La stretta del governo sull’immigrazione clandestina ha contributo a causare un aumento dei migranti irregolari. Sarebbe questo uno dei primi effetti della politica voluta dal ministro dell’Interno Matteo Salvini. Secondo uno studio dell’Ispi (Istituto per gli studi di politica internazionale), che elabora i dati del Viminale, negli ultimi tre mesi il numero degli irregolari è salito a 12.450.

Una questione “inevitabile quando all’aumento dei dinieghi di protezione non corrisponde un analogo aumento dei rimpatri effettivi, solo 1.350, il cui trend si conferma in calo rispetto allo stesso periodo dello scorso anno”, scrive su Repubblica la giornalista Alessandra Ziniti. “Tre mesi dopo, la stretta di Salvini sull’immigrazione comincia a farsi sentire e l’effetto pratico rischia di trasformarsi in un micidiale boomerang”.

“Di più: a ingrossare le fila dei nuovi irregolari sta per arrivare un consistente numero di persone a cui non verrà rinnovata la protezione umanitaria secondo le nuove indicazione fornite da una circolare del ministro dell’Interno”, prosegue la giornalista.

Secondo quanto ricostruito dal quotidiano, nel mese di luglio le commissioni che esaminano le richieste di asilo dei migranti sono state più solerti e la percentuale dei permessi per protezione umanitaria è scesa dal 28 al 22 per cento. “Se, incrociando questi tre elementi (rimpatri effettivi, dinieghi di protezione e revoca di protezione umanitaria), il trend dovesse essere confermato, la stima dell’Ispi è che in due anni il numero dei migranti irregolari passerebbe dai 490mila del 2017 a 550mila nel 2019”.

In due anni ci sarebbero 60mila clandestini in più che non avrebbero diritto alle forme di accoglienza.

Salvini, intervistato lunedì 3 settembre da Radio24, ha affermato che ulteriori risultati si osserveranno solo a partire dal mese di settembre: “I primi risultati concreti arriveranno entro settembre: nuovi accordi che non c’erano, perché nessuno li aveva mai immaginati e costruiti, con i paesi di provenienza dei migranti per riammissioni volontarie o espulsioni coatte”.

“Oggi gli accordi bilaterali ci sono solo con quattro paesi e funzionano sostanzialmente solo con la Tunisia. Non so chi c’era prima di me come passava il suo tempo”, ha dichiarato.

● **Informazioni**
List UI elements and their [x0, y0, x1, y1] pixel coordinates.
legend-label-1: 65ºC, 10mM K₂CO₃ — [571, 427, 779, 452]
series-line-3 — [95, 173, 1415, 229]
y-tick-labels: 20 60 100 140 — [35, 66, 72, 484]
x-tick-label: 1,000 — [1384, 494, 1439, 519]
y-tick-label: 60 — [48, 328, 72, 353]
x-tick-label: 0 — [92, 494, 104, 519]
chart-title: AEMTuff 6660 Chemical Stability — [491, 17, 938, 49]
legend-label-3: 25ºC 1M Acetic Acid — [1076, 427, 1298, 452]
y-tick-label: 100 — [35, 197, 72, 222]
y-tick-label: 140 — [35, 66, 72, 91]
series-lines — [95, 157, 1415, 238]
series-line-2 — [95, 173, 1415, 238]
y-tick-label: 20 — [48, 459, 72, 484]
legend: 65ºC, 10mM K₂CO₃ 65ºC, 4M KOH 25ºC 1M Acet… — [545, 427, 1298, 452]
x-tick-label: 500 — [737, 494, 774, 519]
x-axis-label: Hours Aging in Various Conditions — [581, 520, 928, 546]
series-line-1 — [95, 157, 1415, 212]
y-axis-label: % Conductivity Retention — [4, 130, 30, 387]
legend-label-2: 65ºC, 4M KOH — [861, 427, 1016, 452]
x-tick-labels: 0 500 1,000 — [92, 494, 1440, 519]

● **Compiti**
1 – Secondo lo studio dell'Ispi citato nella sezione del documento, a quanto è salito il numero degli irregolari negli ultimi tre mesi?
2 – Riassumi in due frasi il paragrafo della sezione del documento che comincia con "Secondo quanto ricostruito dal quotidiano", mantenendo i dati principali.
3 – Nella sezione del documento, quali sono i tre elementi incrociati su cui si basa la stima dell'Ispi? Elencali tutti.
Per rispondere, basati unicamente sulla sezione del documento.

● **Risposte per compito**
1 – A 12.450.

2 – Secondo il quotidiano, a luglio le commissioni che esaminano le richieste di asilo sono state più solerti e la percentuale dei permessi per protezione umanitaria è scesa dal 28 al 22 per cento. Se il trend di rimpatri effettivi, dinieghi di protezione e revoca di protezione umanitaria venisse confermato, l'Ispi stima che in due anni i migranti irregolari passerebbero dai 490mila del 2017 ai 550mila del 2019.

3 –
- Rimpatri effettivi
- Dinieghi di protezione
- Revoca di protezione umanitaria